To do » Find the number of lines below in which the word "муниципальных" appears, and write that number only.
---------- Data lines
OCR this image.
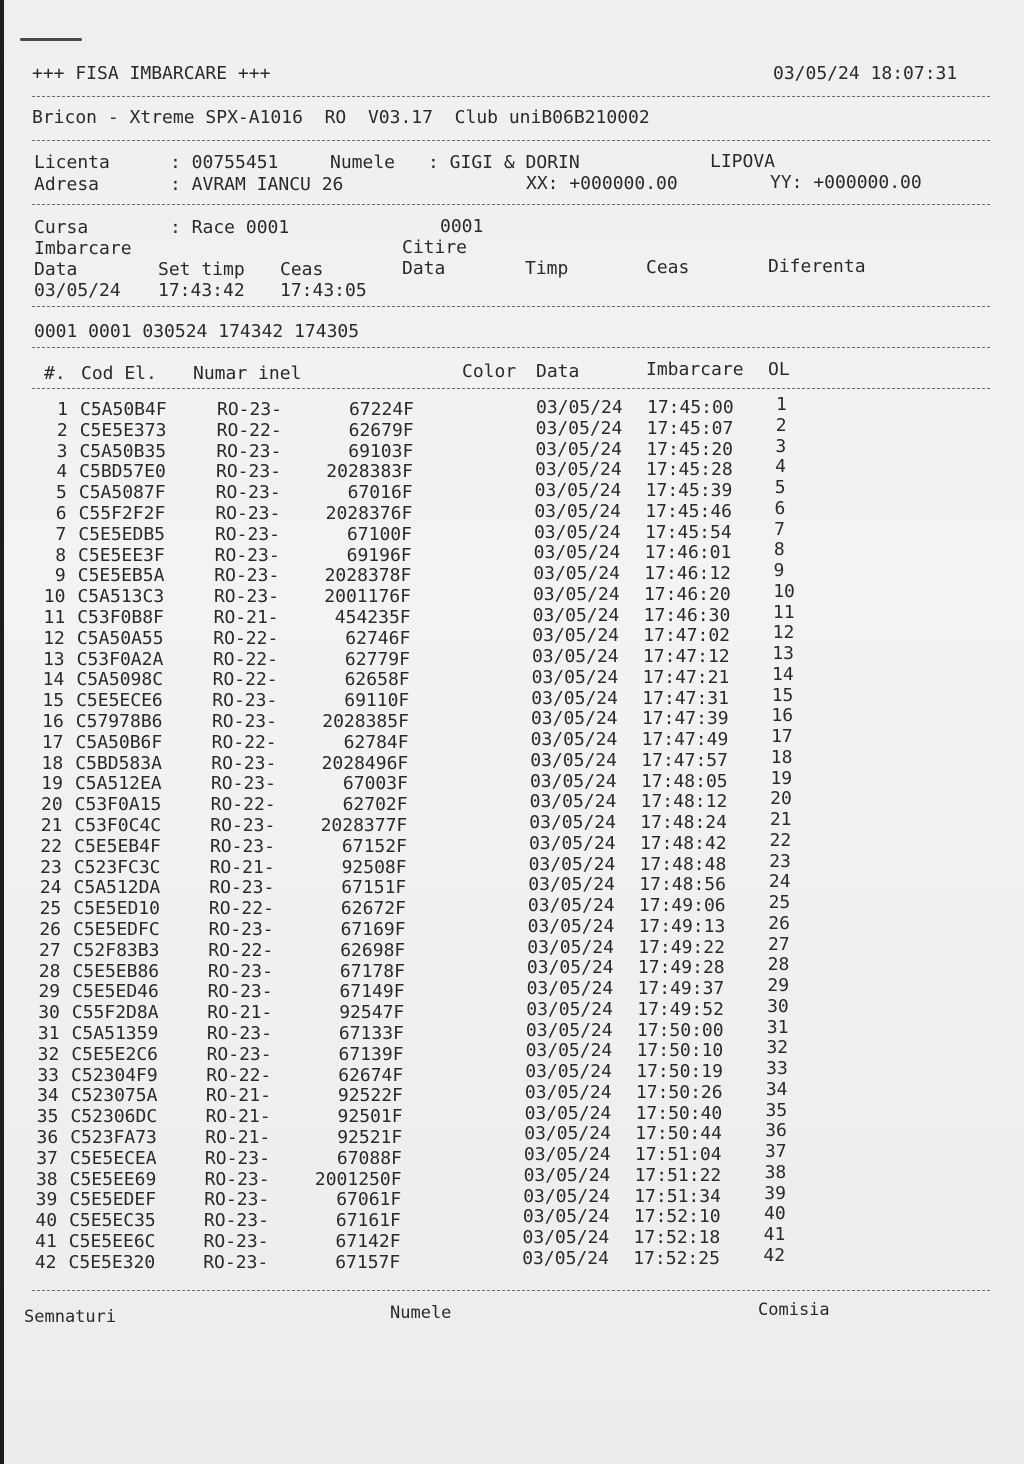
+++ FISA IMBARCARE +++	03/05/24 18:07:31
Bricon - Xtreme SPX-A1016  RO  V03.17  Club uniB06B210002
Licenta	: 00755451	Numele : GIGI & DORIN	LIPOVA
Adresa	: AVRAM IANCU 26	XX: +000000.00	YY: +000000.00
Cursa	: Race 0001	0001
Imbarcare	Citire
Data	Set timp Ceas	Data	Timp	Ceas	Diferenta
03/05/24 17:43:42 17:43:05
0001 0001 030524 174342 174305
#. Cod El. Numar inel	Color Data	Imbarcare OL
1 C5A50B4F	RO-23-	67224F	03/05/24	17:45:00	1
2 C5E5E373	RO-22-	62679F	03/05/24	17:45:07	2
3 C5A50B35	RO-23-	69103F	03/05/24	17:45:20	3
4 C5BD57E0	RO-23-	2028383F	03/05/24	17:45:28	4
5 C5A5087F	RO-23-	67016F	03/05/24	17:45:39	5
6 C55F2F2F	RO-23-	2028376F	03/05/24	17:45:46	6
7 C5E5EDB5	RO-23-	67100F	03/05/24	17:45:54	7
8 C5E5EE3F	RO-23-	69196F	03/05/24	17:46:01	8
9 C5E5EB5A	RO-23-	2028378F	03/05/24	17:46:12	9
10 C5A513C3	RO-23-	2001176F	03/05/24	17:46:20	10
11 C53F0B8F	RO-21-	454235F	03/05/24	17:46:30	11
12 C5A50A55	RO-22-	62746F	03/05/24	17:47:02	12
13 C53F0A2A	RO-22-	62779F	03/05/24	17:47:12	13
14 C5A5098C	RO-22-	62658F	03/05/24	17:47:21	14
15 C5E5ECE6	RO-23-	69110F	03/05/24	17:47:31	15
16 C57978B6	RO-23-	2028385F	03/05/24	17:47:39	16
17 C5A50B6F	RO-22-	62784F	03/05/24	17:47:49	17
18 C5BD583A	RO-23-	2028496F	03/05/24	17:47:57	18
19 C5A512EA	RO-23-	67003F	03/05/24	17:48:05	19
20 C53F0A15	RO-22-	62702F	03/05/24	17:48:12	20
21 C53F0C4C	RO-23-	2028377F	03/05/24	17:48:24	21
22 C5E5EB4F	RO-23-	67152F	03/05/24	17:48:42	22
23 C523FC3C	RO-21-	92508F	03/05/24	17:48:48	23
24 C5A512DA	RO-23-	67151F	03/05/24	17:48:56	24
25 C5E5ED10	RO-22-	62672F	03/05/24	17:49:06	25
26 C5E5EDFC	RO-23-	67169F	03/05/24	17:49:13	26
27 C52F83B3	RO-22-	62698F	03/05/24	17:49:22	27
28 C5E5EB86	RO-23-	67178F	03/05/24	17:49:28	28
29 C5E5ED46	RO-23-	67149F	03/05/24	17:49:37	29
30 C55F2D8A	RO-21-	92547F	03/05/24	17:49:52	30
31 C5A51359	RO-23-	67133F	03/05/24	17:50:00	31
32 C5E5E2C6	RO-23-	67139F	03/05/24	17:50:10	32
33 C52304F9	RO-22-	62674F	03/05/24	17:50:19	33
34 C523075A	RO-21-	92522F	03/05/24	17:50:26	34
35 C52306DC	RO-21-	92501F	03/05/24	17:50:40	35
36 C523FA73	RO-21-	92521F	03/05/24	17:50:44	36
37 C5E5ECEA	RO-23-	67088F	03/05/24	17:51:04	37
38 C5E5EE69	RO-23-	2001250F	03/05/24	17:51:22	38
39 C5E5EDEF	RO-23-	67061F	03/05/24	17:51:34	39
40 C5E5EC35	RO-23-	67161F	03/05/24	17:52:10	40
41 C5E5EE6C	RO-23-	67142F	03/05/24	17:52:18	41
42 C5E5E320	RO-23-	67157F	03/05/24	17:52:25	42
Semnaturi	Numele	Comisia
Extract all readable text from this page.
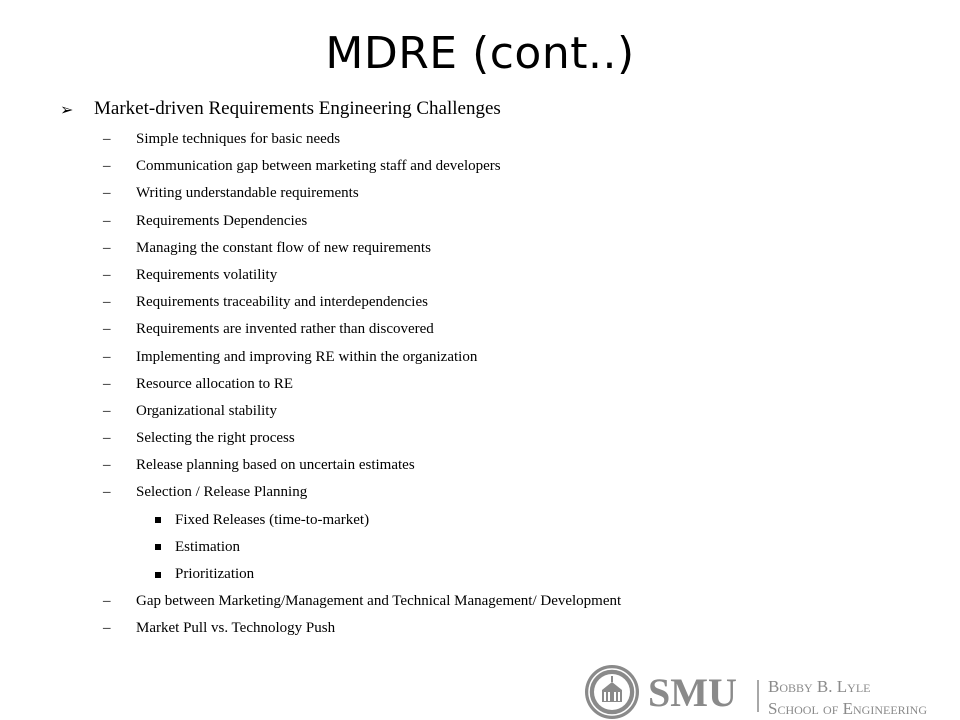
MDRE (cont..)
➢	Market-driven Requirements Engineering Challenges
–	Simple techniques for basic needs
–	Communication gap between marketing staff and developers
–	Writing understandable requirements
–	Requirements Dependencies
–	Managing the constant flow of new requirements
–	Requirements volatility
–	Requirements traceability and interdependencies
–	Requirements are invented rather than discovered
–	Implementing and improving RE within the organization
–	Resource allocation to RE
–	Organizational stability
–	Selecting the right process
–	Release planning based on uncertain estimates
–	Selection / Release Planning
Fixed Releases (time-to-market)
Estimation
Prioritization
–	Gap between Marketing/Management and Technical Management/ Development
–	Market Pull vs. Technology Push
SMU Bobby B. Lyle
School of Engineering
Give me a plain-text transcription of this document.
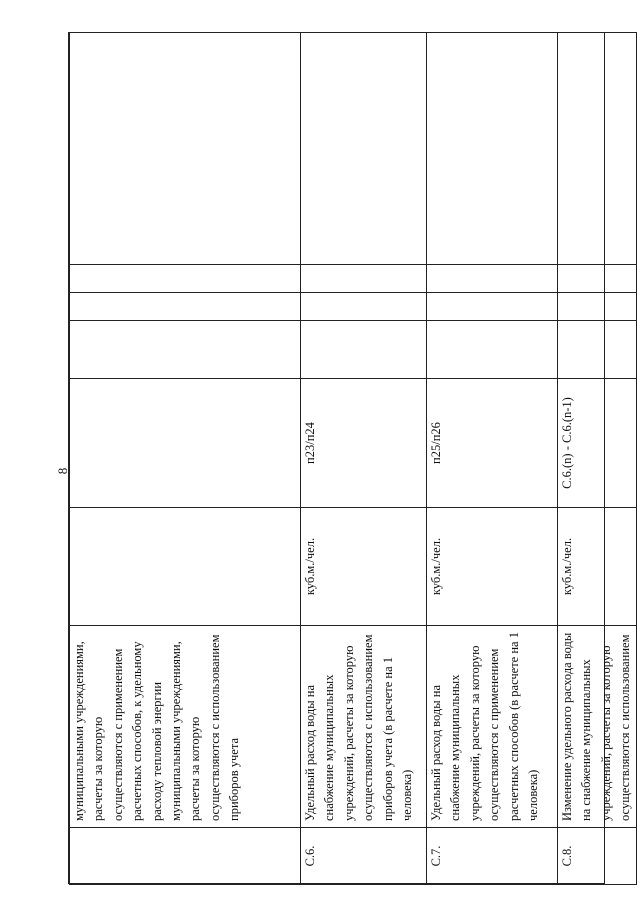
8
	муниципальными учреждениями, расчеты за которую осуществляются с применением расчетных способов, к удельному расходу тепловой энергии муниципальными учреждениями, расчеты за которую осуществляются с использованием приборов учета						
С.6.	Удельный расход воды на снабжение муниципальных учреждений, расчеты за которую осуществляются с использованием приборов учета (в расчете на 1 человека)	куб.м./чел.	п23/п24				
С.7.	Удельный расход воды на снабжение муниципальных учреждений, расчеты за которую осуществляются с применением расчетных способов (в расчете на 1 человека)	куб.м./чел.	п25/п26				
С.8.	Изменение удельного расхода воды на снабжение муниципальных учреждений, расчеты за которую осуществляются с использованием	куб.м./чел.	С.6.(n) - С.6.(n-1)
--------------------
Output » 3